**REQUIREMENTS:** Omit all images, then return the remaining material exactly as it stands.

[START]

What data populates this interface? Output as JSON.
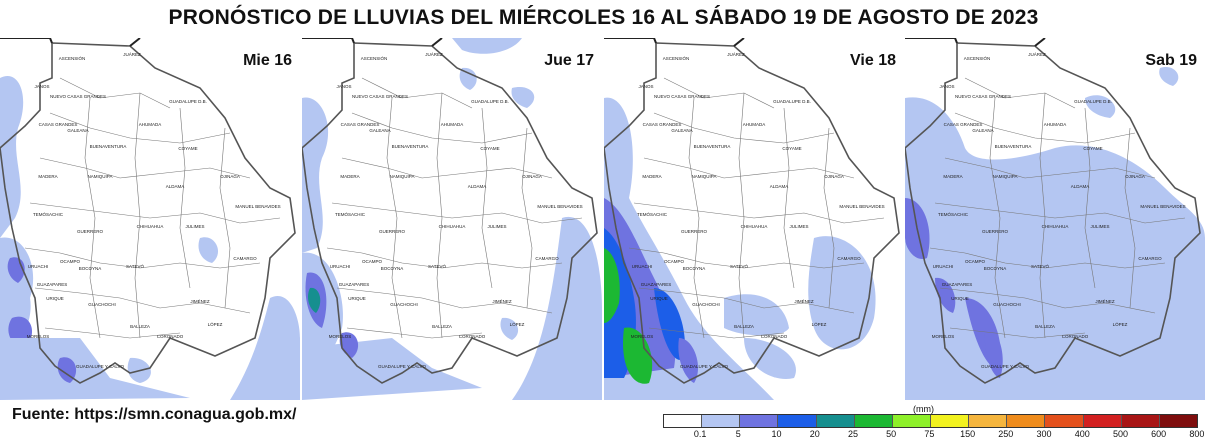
{
  "title": "PRONÓSTICO DE LLUVIAS DEL MIÉRCOLES 16 AL SÁBADO 19 DE AGOSTO DE 2023",
  "source": "Fuente: https://smn.conagua.gob.mx/",
  "panels": [
    {
      "day": "Mie 16"
    },
    {
      "day": "Jue 17"
    },
    {
      "day": "Vie 18"
    },
    {
      "day": "Sab 19"
    }
  ],
  "municipalities": [
    "ASCENSIÓN",
    "JUÁREZ",
    "JANOS",
    "GUADALUPE D.B.",
    "NUEVO CASAS GRANDES",
    "AHUMADA",
    "CASAS GRANDES",
    "GALEANA",
    "BUENAVENTURA",
    "COYAME",
    "MADERA",
    "NAMIQUIPA",
    "ALDAMA",
    "OJINAGA",
    "MANUEL BENAVIDES",
    "TEMÓSACHIC",
    "GUERRERO",
    "CHIHUAHUA",
    "JULIMES",
    "OCAMPO",
    "URUACHI",
    "BOCOYNA",
    "SATEVÓ",
    "CAMARGO",
    "GUAZAPARES",
    "URIQUE",
    "GUACHOCHI",
    "BALLEZA",
    "JIMÉNEZ",
    "MORELOS",
    "CORONADO",
    "LÓPEZ",
    "GUADALUPE Y CALVO"
  ],
  "legend": {
    "unit": "(mm)",
    "colors": [
      "#ffffff",
      "#b4c6f2",
      "#6f73e0",
      "#1c5ee8",
      "#168f8f",
      "#1cb833",
      "#8ef02a",
      "#f2f21f",
      "#f5b53d",
      "#ef8c1c",
      "#e3501c",
      "#d22020",
      "#a81515",
      "#7e0d0d"
    ],
    "ticks": [
      "0.1",
      "5",
      "10",
      "20",
      "25",
      "50",
      "75",
      "150",
      "250",
      "300",
      "400",
      "500",
      "600",
      "800"
    ]
  }
}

[END]

**SOLUTION FOR THIS PROBLEM:**
What data populates this interface? Output as JSON.
{
  "title": "PRONÓSTICO DE LLUVIAS DEL MIÉRCOLES 16 AL SÁBADO 19 DE AGOSTO DE 2023",
  "source": "Fuente: https://smn.conagua.gob.mx/",
  "panels": [
    {
      "day": "Mie 16"
    },
    {
      "day": "Jue 17"
    },
    {
      "day": "Vie 18"
    },
    {
      "day": "Sab 19"
    }
  ],
  "municipalities": [
    "ASCENSIÓN",
    "JUÁREZ",
    "JANOS",
    "GUADALUPE D.B.",
    "NUEVO CASAS GRANDES",
    "AHUMADA",
    "CASAS GRANDES",
    "GALEANA",
    "BUENAVENTURA",
    "COYAME",
    "MADERA",
    "NAMIQUIPA",
    "ALDAMA",
    "OJINAGA",
    "MANUEL BENAVIDES",
    "TEMÓSACHIC",
    "GUERRERO",
    "CHIHUAHUA",
    "JULIMES",
    "OCAMPO",
    "URUACHI",
    "BOCOYNA",
    "SATEVÓ",
    "CAMARGO",
    "GUAZAPARES",
    "URIQUE",
    "GUACHOCHI",
    "BALLEZA",
    "JIMÉNEZ",
    "MORELOS",
    "CORONADO",
    "LÓPEZ",
    "GUADALUPE Y CALVO"
  ],
  "legend": {
    "unit": "(mm)",
    "colors": [
      "#ffffff",
      "#b4c6f2",
      "#6f73e0",
      "#1c5ee8",
      "#168f8f",
      "#1cb833",
      "#8ef02a",
      "#f2f21f",
      "#f5b53d",
      "#ef8c1c",
      "#e3501c",
      "#d22020",
      "#a81515",
      "#7e0d0d"
    ],
    "ticks": [
      "0.1",
      "5",
      "10",
      "20",
      "25",
      "50",
      "75",
      "150",
      "250",
      "300",
      "400",
      "500",
      "600",
      "800"
    ]
  }
}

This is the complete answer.